* PROBLEM DESCRIPTION
Collect every line of the data below that contains the string "logo". Treat uppercase and lowercase letters as distinct.

######

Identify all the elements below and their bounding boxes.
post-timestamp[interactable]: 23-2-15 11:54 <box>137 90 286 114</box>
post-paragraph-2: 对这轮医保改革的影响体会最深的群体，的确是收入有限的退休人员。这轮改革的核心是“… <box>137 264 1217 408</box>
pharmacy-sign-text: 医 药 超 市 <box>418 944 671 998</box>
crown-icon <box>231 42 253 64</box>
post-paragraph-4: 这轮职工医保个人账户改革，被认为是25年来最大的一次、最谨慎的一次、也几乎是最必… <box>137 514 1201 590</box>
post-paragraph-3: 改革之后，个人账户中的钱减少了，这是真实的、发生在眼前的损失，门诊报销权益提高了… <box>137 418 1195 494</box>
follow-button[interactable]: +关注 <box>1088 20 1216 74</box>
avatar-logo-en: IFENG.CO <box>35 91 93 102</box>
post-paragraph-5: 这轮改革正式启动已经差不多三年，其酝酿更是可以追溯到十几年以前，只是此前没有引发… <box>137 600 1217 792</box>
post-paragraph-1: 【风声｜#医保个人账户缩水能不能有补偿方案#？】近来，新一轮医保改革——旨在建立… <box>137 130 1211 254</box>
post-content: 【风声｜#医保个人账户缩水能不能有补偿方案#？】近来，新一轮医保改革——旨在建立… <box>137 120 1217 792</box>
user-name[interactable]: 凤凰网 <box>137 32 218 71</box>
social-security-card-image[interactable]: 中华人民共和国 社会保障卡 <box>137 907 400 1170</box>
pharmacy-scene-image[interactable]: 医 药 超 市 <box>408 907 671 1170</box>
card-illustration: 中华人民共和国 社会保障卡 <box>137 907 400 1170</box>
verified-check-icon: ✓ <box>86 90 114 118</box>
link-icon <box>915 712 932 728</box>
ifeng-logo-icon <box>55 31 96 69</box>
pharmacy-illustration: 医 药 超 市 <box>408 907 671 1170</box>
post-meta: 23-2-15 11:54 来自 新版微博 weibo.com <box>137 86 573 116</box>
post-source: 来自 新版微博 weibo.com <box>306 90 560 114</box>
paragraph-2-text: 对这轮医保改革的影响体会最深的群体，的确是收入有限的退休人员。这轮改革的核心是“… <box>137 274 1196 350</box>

######

* EXPECTED ANSWER
avatar-logo-en: IFENG.CO <box>35 91 93 102</box>
ifeng-logo-icon <box>55 31 96 69</box>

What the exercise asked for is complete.